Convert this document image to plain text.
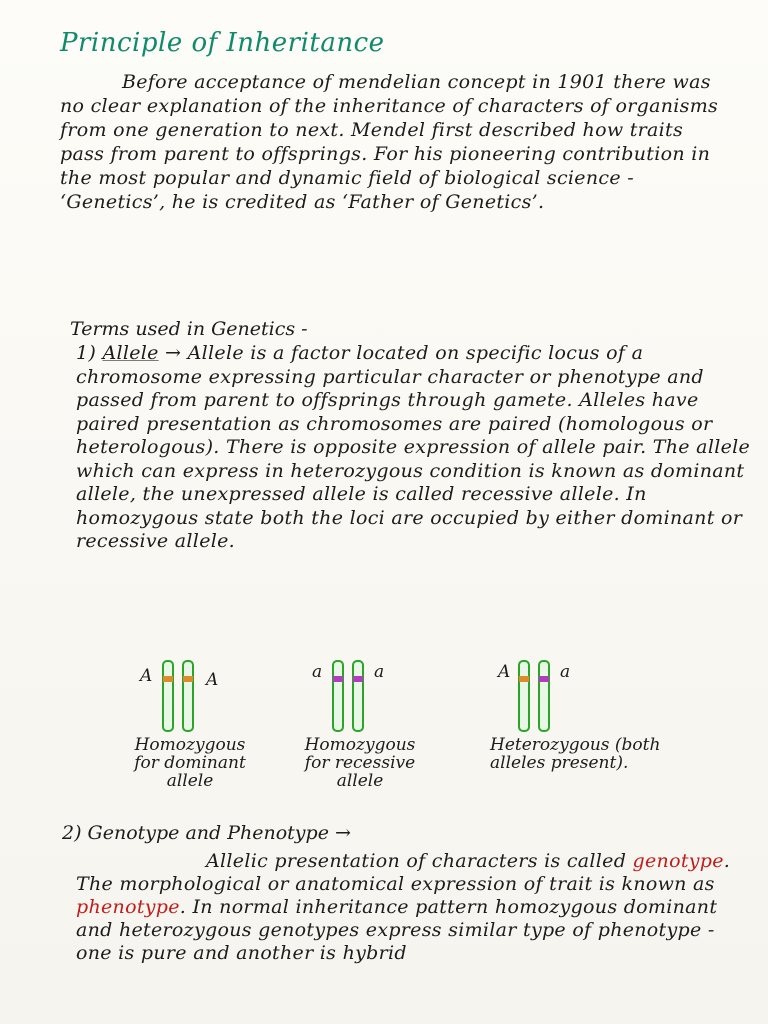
Principle of Inheritance
Before acceptance of mendelian concept in 1901 there was no clear explanation of the inheritance of characters of organisms from one generation to next. Mendel first described how traits pass from parent to offsprings. For his pioneering contribution in the most popular and dynamic field of biological science - ‘Genetics’, he is credited as ‘Father of Genetics’.
Terms used in Genetics -
1) Allele → Allele is a factor located on specific locus of a chromosome expressing particular character or phenotype and passed from parent to offsprings through gamete. Alleles have paired presentation as chromosomes are paired (homologous or heterologous). There is opposite expression of allele pair. The allele which can express in heterozygous condition is known as dominant allele, the unexpressed allele is called recessive allele. In homozygous state both the loci are occupied by either dominant or recessive allele.
A	A
Homozygous
for dominant
allele
a	a
Homozygous
for recessive
allele
A	a
Heterozygous (both
alleles present).
2) Genotype and Phenotype →
Allelic presentation of characters is called genotype. The morphological or anatomical expression of trait is known as phenotype. In normal inheritance pattern homozygous dominant and heterozygous genotypes express similar type of phenotype - one is pure and another is hybrid
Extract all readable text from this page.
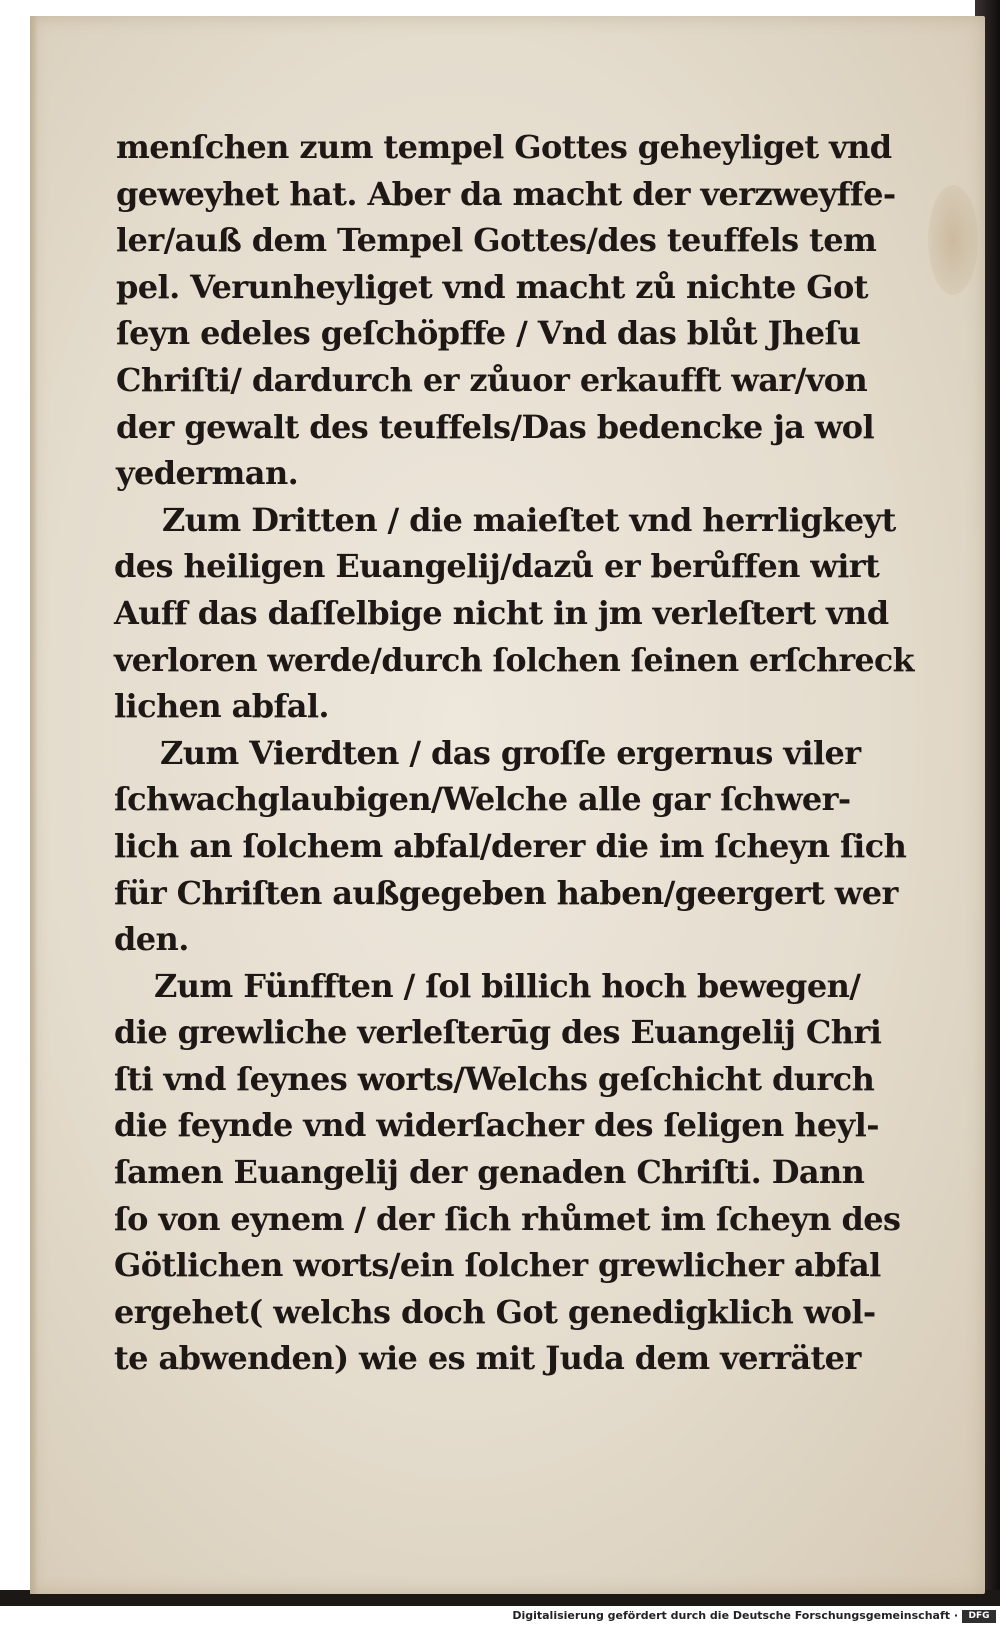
menſchen zum tempel Gottes geheyliget vnd
geweyhet hat. Aber da macht der verzweyffe-
ler/auß dem Tempel Gottes/des teuffels tem
pel. Verunheyliget vnd macht zů nichte Got
ſeyn edeles geſchöpffe / Vnd das blůt Jheſu
Chriſti/ dardurch er zůuor erkaufft war/von
der gewalt des teuffels/Das bedencke ja wol
yederman.
Zum Dritten / die maieſtet vnd herrligkeyt
des heiligen Euangelij/dazů er berůffen wirt
Auff das daſſelbige nicht in jm verleſtert vnd
verloren werde/durch ſolchen ſeinen erſchreck
lichen abfal.
Zum Vierdten / das groſſe ergernus viler
ſchwachglaubigen/Welche alle gar ſchwer-
lich an ſolchem abfal/derer die im ſcheyn ſich
für Chriſten außgegeben haben/geergert wer
den.
Zum Fünfften / ſol billich hoch bewegen/
die grewliche verleſterūg des Euangelij Chri
ſti vnd ſeynes worts/Welchs geſchicht durch
die feynde vnd widerſacher des ſeligen heyl-
ſamen Euangelij der genaden Chriſti. Dann
ſo von eynem / der ſich rhůmet im ſcheyn des
Götlichen worts/ein ſolcher grewlicher abfal
ergehet( welchs doch Got genedigklich wol-
te abwenden) wie es mit Juda dem verräter
Digitalisierung gefördert durch die Deutsche Forschungsgemeinschaft ·	DFG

* * *

» **What the exercise asks**:
Transcribe all entries above exactly. Drop the pictures.

» **Response**:
Convert this document image to plain text.
Principle of Inheritance
Before acceptance of mendelian concept in 1901 there was no clear explanation of the inheritance of characters of organisms from one generation to next. Mendel first described how traits pass from parent to offsprings. For his pioneering contribution in the most popular and dynamic field of biological science - ‘Genetics’, he is credited as ‘Father of Genetics’.
Terms used in Genetics -
1) Allele → Allele is a factor located on specific locus of a chromosome expressing particular character or phenotype and passed from parent to offsprings through gamete. Alleles have paired presentation as chromosomes are paired (homologous or heterologous). There is opposite expression of allele pair. The allele which can express in heterozygous condition is known as dominant allele, the unexpressed allele is called recessive allele. In homozygous state both the loci are occupied by either dominant or recessive allele.
A	A
Homozygous
for dominant
allele
a	a
Homozygous
for recessive
allele
A	a
Heterozygous (both
alleles present).
2) Genotype and Phenotype →
Allelic presentation of characters is called genotype. The morphological or anatomical expression of trait is known as phenotype. In normal inheritance pattern homozygous dominant and heterozygous genotypes express similar type of phenotype - one is pure and another is hybrid
Extract all readable text from this page.
menſchen zum tempel Gottes geheyliget vnd
geweyhet hat. Aber da macht der verzweyffe-
ler/auß dem Tempel Gottes/des teuffels tem
pel. Verunheyliget vnd macht zů nichte Got
ſeyn edeles geſchöpffe / Vnd das blůt Jheſu
Chriſti/ dardurch er zůuor erkaufft war/von
der gewalt des teuffels/Das bedencke ja wol
yederman.
Zum Dritten / die maieſtet vnd herrligkeyt
des heiligen Euangelij/dazů er berůffen wirt
Auff das daſſelbige nicht in jm verleſtert vnd
verloren werde/durch ſolchen ſeinen erſchreck
lichen abfal.
Zum Vierdten / das groſſe ergernus viler
ſchwachglaubigen/Welche alle gar ſchwer-
lich an ſolchem abfal/derer die im ſcheyn ſich
für Chriſten außgegeben haben/geergert wer
den.
Zum Fünfften / ſol billich hoch bewegen/
die grewliche verleſterūg des Euangelij Chri
ſti vnd ſeynes worts/Welchs geſchicht durch
die feynde vnd widerſacher des ſeligen heyl-
ſamen Euangelij der genaden Chriſti. Dann
ſo von eynem / der ſich rhůmet im ſcheyn des
Götlichen worts/ein ſolcher grewlicher abfal
ergehet( welchs doch Got genedigklich wol-
te abwenden) wie es mit Juda dem verräter
Digitalisierung gefördert durch die Deutsche Forschungsgemeinschaft ·	DFG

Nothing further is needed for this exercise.